§ Requirements
Work out how many lines in the listing below include the word "this". Give nothing but the number.

BEGIN

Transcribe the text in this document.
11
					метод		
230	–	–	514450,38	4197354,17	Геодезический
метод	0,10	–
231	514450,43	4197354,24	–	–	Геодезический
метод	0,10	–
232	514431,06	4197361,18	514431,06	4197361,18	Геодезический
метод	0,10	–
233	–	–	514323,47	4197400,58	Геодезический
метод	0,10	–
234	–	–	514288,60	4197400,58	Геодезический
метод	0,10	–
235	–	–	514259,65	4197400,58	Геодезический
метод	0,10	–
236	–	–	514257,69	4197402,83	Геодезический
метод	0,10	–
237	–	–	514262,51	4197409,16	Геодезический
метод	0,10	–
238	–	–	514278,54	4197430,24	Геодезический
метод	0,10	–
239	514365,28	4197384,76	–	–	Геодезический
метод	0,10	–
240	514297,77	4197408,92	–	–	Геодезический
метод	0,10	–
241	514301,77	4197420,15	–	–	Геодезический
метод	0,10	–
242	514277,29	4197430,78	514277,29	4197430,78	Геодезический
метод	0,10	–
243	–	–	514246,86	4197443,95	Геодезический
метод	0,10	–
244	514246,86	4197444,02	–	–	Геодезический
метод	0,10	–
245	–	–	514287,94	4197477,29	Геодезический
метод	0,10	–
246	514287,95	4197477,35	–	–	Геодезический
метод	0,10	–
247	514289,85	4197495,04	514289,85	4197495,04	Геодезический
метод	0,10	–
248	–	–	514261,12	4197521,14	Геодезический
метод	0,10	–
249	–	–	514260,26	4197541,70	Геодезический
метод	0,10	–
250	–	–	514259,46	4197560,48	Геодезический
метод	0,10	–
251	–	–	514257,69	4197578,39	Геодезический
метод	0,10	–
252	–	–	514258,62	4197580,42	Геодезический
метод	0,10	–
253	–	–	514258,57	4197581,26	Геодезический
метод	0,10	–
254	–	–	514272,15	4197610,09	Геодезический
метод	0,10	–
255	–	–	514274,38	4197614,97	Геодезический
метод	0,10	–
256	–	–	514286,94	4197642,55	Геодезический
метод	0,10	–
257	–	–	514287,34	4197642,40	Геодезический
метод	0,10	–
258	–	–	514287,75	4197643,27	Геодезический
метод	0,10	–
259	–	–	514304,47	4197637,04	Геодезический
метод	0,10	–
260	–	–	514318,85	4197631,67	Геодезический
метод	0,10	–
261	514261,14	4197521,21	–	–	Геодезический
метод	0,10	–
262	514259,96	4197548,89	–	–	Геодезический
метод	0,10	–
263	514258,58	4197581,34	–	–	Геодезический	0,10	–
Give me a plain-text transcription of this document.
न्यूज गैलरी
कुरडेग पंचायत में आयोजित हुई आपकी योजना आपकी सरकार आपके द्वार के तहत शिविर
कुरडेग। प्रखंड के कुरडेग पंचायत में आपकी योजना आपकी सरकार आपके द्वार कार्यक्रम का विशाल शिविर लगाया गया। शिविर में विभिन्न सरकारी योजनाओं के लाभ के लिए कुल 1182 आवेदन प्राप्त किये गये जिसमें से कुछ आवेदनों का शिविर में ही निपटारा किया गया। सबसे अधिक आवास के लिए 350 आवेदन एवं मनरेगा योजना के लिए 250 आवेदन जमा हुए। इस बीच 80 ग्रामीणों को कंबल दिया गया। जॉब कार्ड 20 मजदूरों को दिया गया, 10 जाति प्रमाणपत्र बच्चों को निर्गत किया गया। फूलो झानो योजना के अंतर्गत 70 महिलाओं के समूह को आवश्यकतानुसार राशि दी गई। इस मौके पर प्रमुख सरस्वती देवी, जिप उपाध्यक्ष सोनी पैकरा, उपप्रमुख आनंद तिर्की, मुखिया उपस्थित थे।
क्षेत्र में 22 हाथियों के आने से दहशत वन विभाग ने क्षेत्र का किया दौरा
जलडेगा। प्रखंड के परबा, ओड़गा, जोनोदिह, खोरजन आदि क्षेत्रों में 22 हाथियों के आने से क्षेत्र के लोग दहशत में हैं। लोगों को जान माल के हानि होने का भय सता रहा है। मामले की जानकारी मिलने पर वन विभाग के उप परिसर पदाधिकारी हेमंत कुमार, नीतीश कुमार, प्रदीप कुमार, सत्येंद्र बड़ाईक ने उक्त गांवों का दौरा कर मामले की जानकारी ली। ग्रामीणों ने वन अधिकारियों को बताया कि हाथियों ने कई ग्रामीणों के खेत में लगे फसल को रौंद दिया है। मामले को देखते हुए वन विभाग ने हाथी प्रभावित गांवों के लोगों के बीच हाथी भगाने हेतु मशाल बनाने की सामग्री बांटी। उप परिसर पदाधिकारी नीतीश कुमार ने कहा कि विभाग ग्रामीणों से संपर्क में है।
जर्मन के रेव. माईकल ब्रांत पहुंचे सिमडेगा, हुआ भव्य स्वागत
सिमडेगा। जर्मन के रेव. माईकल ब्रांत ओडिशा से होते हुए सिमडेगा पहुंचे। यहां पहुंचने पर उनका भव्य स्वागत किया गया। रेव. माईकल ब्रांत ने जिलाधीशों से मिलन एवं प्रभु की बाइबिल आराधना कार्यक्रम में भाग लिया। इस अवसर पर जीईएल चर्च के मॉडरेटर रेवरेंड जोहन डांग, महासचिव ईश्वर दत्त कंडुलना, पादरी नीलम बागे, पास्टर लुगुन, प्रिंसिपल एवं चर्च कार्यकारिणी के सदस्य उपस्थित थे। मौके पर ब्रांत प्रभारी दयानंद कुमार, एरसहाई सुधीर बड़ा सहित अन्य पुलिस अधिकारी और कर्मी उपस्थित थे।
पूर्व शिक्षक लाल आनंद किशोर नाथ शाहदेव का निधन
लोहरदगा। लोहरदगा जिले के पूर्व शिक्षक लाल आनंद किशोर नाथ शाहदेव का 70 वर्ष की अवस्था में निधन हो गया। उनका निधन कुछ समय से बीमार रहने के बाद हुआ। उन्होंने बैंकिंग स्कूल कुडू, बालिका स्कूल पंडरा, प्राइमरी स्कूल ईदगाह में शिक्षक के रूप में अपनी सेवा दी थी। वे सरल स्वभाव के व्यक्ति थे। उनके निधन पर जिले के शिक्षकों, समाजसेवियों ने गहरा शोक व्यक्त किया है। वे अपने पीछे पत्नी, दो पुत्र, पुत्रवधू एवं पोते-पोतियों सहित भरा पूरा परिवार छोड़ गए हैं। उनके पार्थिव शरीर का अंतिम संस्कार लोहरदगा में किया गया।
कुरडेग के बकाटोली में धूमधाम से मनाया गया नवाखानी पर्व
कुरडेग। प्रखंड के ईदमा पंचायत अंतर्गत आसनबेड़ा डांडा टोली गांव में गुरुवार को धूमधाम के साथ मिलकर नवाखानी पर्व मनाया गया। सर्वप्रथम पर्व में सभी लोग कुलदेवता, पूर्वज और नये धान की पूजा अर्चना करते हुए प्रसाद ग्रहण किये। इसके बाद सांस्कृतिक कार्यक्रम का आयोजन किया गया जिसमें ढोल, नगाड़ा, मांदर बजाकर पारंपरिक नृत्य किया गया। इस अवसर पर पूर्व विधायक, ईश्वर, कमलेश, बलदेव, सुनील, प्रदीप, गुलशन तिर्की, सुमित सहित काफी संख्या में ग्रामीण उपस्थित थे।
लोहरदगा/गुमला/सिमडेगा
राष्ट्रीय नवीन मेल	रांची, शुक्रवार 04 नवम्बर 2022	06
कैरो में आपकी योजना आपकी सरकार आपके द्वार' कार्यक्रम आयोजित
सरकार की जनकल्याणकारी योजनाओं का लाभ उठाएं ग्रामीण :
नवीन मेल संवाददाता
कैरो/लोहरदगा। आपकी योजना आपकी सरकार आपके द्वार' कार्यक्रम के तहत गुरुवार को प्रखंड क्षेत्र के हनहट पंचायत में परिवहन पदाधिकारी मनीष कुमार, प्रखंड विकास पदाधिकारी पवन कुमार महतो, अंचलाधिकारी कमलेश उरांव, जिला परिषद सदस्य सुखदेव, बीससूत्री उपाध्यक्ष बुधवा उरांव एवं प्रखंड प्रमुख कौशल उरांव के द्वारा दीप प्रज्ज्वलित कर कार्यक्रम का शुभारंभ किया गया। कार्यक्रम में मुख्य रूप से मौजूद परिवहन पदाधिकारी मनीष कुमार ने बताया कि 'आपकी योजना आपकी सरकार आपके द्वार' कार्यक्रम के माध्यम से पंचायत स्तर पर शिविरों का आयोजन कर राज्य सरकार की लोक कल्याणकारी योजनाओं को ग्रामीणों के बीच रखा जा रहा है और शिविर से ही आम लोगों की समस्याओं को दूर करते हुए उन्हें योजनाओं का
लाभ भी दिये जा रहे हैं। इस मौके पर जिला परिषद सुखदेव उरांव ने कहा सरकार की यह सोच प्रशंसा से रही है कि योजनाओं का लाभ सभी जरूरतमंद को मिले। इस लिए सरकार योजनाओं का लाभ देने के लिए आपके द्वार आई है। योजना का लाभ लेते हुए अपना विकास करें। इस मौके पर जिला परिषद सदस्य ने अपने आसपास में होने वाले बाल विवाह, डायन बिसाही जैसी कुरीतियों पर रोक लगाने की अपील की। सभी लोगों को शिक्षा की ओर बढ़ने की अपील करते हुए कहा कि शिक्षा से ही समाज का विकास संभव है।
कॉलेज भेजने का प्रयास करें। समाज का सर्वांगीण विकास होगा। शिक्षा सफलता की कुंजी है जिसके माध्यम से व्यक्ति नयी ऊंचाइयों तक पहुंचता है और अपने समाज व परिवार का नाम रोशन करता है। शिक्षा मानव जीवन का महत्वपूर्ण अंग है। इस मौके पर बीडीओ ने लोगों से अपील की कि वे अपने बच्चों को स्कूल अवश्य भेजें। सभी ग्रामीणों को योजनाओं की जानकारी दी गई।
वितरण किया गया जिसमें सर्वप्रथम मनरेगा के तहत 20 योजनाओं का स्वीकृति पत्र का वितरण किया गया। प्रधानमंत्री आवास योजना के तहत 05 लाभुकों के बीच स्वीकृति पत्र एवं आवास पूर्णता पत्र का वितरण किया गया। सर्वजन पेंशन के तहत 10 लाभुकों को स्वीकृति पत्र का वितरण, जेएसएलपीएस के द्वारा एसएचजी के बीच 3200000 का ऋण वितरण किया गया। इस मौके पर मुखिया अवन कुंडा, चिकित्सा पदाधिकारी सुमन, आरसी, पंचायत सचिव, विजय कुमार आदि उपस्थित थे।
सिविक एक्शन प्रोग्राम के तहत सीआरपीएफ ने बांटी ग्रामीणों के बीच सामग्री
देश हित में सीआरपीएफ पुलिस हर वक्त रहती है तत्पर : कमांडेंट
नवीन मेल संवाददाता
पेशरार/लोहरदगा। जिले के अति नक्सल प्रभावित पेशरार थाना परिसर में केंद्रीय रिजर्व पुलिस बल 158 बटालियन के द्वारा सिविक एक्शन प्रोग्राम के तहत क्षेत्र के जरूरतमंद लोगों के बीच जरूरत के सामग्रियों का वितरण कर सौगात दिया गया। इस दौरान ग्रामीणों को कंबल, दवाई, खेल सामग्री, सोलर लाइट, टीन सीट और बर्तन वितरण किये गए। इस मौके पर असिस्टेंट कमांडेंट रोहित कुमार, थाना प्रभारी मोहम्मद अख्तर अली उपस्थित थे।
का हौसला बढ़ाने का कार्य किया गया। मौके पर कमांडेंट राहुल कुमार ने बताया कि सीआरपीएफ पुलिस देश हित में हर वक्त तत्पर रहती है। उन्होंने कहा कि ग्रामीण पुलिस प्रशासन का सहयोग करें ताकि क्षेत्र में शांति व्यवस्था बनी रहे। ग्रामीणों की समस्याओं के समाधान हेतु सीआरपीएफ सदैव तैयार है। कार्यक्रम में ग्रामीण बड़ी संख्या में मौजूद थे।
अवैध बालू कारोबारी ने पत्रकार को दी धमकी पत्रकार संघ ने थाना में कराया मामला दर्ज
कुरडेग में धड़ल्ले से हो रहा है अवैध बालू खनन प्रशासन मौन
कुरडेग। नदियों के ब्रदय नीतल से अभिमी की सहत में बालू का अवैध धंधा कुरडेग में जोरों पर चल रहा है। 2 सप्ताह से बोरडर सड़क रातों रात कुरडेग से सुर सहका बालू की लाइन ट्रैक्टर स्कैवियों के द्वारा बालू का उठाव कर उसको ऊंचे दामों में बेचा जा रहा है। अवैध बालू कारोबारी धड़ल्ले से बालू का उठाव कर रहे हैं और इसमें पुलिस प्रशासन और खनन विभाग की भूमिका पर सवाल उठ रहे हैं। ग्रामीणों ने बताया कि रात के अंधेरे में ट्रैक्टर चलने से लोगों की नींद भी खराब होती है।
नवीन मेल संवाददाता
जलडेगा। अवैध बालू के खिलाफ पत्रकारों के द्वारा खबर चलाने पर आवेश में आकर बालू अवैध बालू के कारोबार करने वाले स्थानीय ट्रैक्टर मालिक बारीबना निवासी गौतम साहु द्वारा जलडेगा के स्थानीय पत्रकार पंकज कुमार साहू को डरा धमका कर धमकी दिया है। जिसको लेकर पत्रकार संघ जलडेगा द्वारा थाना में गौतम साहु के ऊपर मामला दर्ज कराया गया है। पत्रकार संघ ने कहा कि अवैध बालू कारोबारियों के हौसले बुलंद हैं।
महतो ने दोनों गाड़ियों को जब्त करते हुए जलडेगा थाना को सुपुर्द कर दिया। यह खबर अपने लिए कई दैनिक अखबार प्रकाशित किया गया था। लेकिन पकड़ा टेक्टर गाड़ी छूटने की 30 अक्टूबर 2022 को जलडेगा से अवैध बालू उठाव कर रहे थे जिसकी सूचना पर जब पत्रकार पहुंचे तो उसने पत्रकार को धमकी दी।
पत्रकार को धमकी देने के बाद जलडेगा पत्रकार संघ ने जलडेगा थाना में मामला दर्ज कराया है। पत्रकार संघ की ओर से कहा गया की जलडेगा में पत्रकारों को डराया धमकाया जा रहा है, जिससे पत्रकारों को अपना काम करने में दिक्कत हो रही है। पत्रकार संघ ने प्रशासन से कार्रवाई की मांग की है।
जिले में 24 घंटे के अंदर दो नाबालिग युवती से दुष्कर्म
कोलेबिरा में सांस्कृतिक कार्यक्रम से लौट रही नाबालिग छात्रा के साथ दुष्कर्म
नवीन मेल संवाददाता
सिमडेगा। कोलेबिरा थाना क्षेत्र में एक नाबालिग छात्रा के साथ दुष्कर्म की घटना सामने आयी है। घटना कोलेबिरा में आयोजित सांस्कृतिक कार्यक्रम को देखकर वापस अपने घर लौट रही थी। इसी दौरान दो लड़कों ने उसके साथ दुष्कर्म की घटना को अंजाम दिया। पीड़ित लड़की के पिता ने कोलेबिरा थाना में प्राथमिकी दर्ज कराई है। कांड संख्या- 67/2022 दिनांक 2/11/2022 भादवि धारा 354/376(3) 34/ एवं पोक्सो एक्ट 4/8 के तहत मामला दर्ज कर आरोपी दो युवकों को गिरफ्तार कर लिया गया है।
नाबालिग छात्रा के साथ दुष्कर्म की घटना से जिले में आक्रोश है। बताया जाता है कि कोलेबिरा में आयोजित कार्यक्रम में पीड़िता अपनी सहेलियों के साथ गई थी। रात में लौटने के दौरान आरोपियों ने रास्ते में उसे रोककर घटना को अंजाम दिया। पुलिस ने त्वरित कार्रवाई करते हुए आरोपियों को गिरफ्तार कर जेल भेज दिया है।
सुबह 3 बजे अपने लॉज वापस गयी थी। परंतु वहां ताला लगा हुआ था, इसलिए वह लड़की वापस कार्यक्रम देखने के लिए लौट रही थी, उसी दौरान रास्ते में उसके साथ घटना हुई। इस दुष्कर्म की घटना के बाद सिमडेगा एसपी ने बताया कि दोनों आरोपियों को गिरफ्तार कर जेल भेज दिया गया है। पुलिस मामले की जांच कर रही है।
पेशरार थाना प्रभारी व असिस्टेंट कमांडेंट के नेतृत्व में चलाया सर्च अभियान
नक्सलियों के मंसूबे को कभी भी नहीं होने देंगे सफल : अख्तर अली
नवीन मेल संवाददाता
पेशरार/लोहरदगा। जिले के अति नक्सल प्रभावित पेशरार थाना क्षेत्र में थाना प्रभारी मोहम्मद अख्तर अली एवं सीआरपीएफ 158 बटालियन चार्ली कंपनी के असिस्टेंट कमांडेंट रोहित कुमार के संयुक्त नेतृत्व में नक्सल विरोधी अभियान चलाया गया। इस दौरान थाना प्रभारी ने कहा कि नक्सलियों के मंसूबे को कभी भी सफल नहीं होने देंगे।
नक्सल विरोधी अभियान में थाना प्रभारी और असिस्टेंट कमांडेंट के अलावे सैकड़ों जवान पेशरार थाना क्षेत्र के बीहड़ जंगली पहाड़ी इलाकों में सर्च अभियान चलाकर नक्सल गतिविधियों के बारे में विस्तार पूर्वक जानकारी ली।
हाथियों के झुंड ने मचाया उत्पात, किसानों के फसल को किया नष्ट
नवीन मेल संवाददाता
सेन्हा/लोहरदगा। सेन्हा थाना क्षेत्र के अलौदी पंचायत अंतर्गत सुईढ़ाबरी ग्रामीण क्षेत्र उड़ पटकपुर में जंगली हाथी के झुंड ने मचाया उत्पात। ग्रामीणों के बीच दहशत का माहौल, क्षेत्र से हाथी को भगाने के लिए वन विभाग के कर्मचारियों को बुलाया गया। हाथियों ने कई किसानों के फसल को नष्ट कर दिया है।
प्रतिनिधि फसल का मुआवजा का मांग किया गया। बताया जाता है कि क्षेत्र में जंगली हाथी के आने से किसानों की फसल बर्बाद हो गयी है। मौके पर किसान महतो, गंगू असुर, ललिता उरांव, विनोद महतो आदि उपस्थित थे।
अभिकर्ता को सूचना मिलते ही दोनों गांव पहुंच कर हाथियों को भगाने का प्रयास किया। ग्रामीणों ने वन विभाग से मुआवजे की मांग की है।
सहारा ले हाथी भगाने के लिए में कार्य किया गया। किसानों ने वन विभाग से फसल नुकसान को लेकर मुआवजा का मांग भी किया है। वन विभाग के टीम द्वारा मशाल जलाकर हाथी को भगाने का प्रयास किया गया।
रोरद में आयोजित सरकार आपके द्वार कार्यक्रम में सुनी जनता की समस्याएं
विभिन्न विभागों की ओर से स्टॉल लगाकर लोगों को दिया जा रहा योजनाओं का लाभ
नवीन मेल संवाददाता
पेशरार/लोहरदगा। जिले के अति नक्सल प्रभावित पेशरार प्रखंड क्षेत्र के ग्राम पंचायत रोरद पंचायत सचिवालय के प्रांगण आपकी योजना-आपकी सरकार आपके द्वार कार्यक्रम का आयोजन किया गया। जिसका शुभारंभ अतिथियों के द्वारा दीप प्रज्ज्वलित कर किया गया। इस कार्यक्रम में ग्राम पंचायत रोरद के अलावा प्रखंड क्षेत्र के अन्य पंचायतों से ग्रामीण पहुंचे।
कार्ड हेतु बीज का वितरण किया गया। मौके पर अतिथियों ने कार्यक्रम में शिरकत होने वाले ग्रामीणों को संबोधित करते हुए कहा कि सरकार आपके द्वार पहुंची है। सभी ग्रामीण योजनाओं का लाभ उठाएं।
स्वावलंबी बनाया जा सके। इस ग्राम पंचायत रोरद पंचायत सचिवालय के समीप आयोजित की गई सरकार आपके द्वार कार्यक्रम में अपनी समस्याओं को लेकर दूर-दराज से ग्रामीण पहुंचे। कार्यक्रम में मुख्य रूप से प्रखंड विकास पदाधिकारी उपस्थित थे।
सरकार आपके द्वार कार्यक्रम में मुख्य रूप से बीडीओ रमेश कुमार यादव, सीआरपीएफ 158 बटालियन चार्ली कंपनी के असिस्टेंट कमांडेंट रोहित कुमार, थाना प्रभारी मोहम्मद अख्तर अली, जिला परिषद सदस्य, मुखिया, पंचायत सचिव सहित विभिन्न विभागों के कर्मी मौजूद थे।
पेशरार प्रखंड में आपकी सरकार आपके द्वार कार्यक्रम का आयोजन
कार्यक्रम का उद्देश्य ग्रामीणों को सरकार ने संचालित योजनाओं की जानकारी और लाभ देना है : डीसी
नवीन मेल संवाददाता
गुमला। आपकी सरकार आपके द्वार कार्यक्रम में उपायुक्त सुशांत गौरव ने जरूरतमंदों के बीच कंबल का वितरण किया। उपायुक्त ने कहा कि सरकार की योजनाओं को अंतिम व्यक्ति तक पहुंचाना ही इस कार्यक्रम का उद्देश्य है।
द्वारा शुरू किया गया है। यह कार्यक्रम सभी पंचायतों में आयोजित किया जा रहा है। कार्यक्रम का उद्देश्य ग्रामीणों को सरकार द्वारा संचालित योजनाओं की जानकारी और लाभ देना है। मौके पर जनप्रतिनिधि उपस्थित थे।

END

§ The solution
2